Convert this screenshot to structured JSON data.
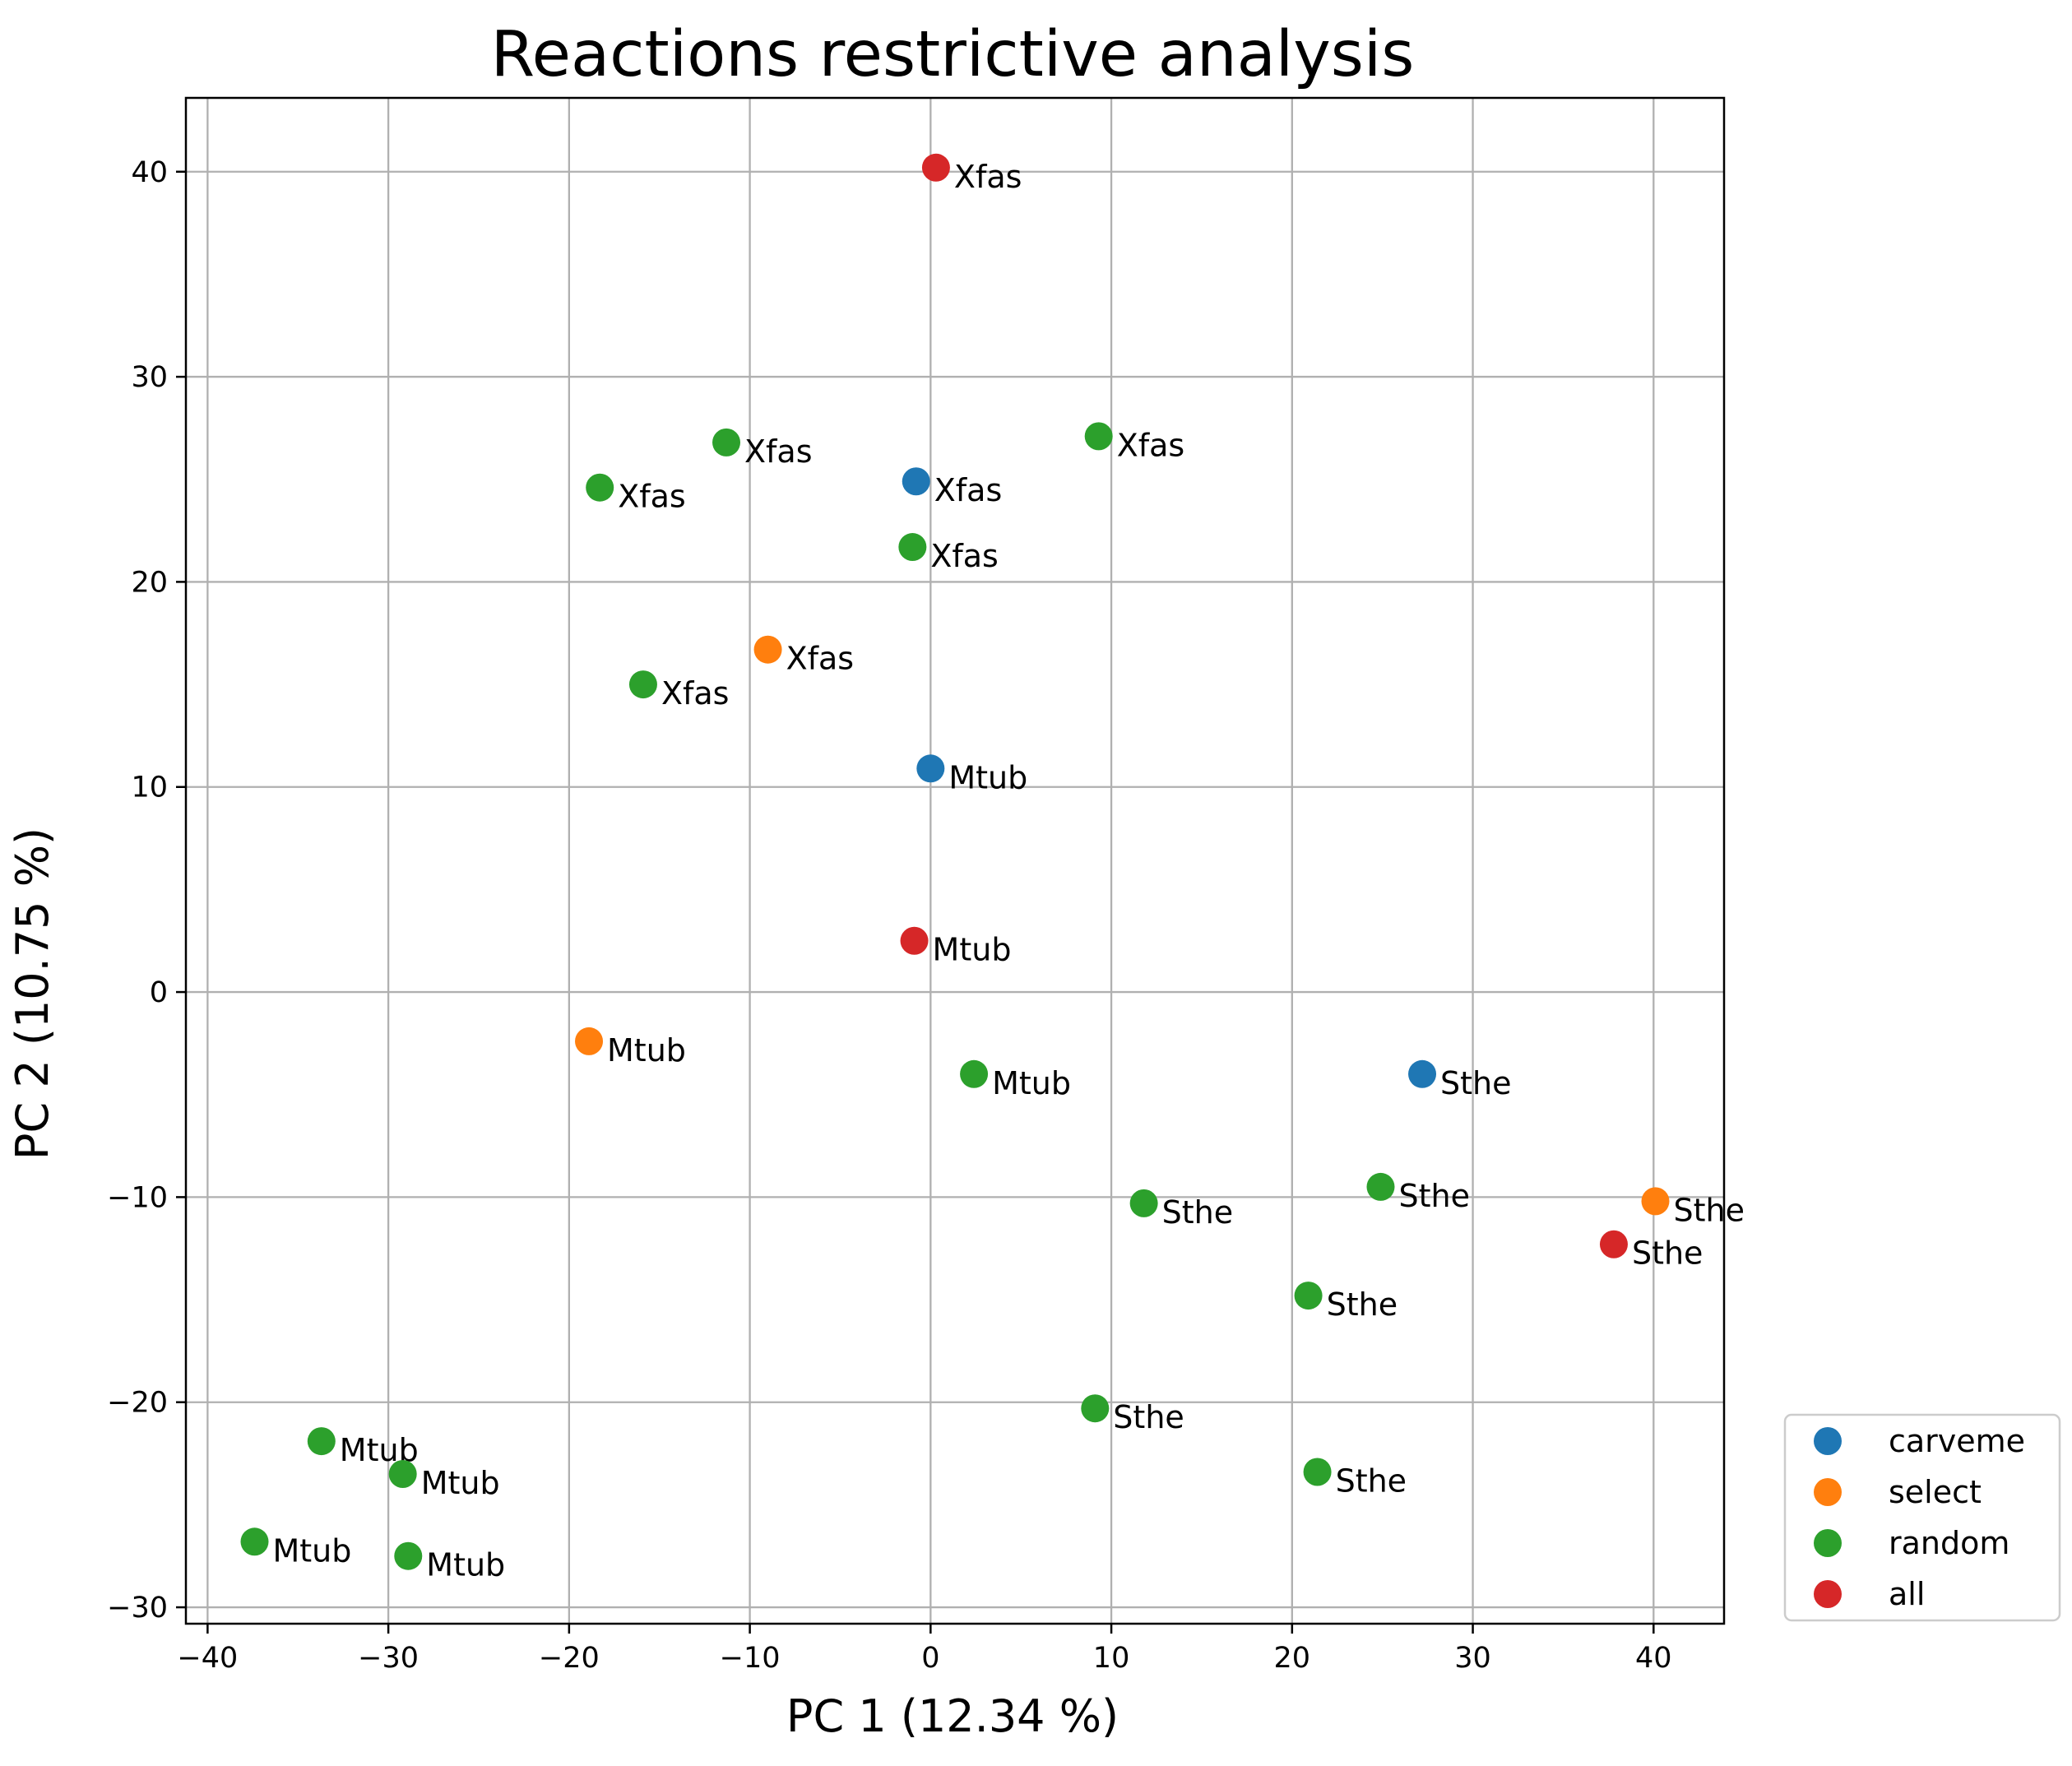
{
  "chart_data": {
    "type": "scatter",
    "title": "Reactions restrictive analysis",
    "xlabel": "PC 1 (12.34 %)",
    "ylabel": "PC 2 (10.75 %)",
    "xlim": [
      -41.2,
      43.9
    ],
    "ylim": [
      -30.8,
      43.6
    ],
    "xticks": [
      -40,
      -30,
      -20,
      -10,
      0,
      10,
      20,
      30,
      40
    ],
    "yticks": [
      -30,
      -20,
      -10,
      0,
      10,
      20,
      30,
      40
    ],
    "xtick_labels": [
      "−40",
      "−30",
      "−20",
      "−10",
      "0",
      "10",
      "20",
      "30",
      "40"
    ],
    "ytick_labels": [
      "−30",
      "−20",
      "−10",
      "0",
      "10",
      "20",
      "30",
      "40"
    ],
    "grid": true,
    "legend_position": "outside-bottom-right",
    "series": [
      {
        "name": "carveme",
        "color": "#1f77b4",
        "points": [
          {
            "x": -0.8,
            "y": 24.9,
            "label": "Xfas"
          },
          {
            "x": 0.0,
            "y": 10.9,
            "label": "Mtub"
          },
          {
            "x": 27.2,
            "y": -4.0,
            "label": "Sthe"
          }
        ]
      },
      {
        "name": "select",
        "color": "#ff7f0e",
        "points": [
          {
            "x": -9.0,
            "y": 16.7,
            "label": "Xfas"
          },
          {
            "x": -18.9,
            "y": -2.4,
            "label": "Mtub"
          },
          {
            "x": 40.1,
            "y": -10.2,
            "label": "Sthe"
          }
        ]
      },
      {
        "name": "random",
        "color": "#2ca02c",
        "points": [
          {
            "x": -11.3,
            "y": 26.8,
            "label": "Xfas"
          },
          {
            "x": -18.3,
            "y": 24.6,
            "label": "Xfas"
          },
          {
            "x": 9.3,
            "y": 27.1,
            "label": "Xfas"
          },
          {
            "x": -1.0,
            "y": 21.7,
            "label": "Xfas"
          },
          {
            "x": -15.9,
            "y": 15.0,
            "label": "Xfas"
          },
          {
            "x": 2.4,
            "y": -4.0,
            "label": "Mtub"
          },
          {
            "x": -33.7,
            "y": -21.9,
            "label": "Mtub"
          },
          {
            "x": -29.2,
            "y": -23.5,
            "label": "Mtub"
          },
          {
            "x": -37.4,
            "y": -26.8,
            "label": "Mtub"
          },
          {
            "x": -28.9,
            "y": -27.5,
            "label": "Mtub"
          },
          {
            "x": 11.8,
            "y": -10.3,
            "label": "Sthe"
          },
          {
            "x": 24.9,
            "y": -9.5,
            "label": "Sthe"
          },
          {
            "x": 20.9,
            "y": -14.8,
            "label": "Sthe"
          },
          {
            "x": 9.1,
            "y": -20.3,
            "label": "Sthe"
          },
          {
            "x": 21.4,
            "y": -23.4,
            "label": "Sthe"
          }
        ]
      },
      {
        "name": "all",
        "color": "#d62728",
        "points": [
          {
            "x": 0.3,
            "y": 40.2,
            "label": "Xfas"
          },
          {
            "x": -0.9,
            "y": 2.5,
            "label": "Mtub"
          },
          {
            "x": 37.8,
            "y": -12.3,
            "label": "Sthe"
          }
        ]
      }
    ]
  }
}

--------------------------------------------------

Copy whichever lines in the listing above contain the word "name".

Response to the task >>
        "name": "carveme",
        "name": "select",
        "name": "random",
        "name": "all",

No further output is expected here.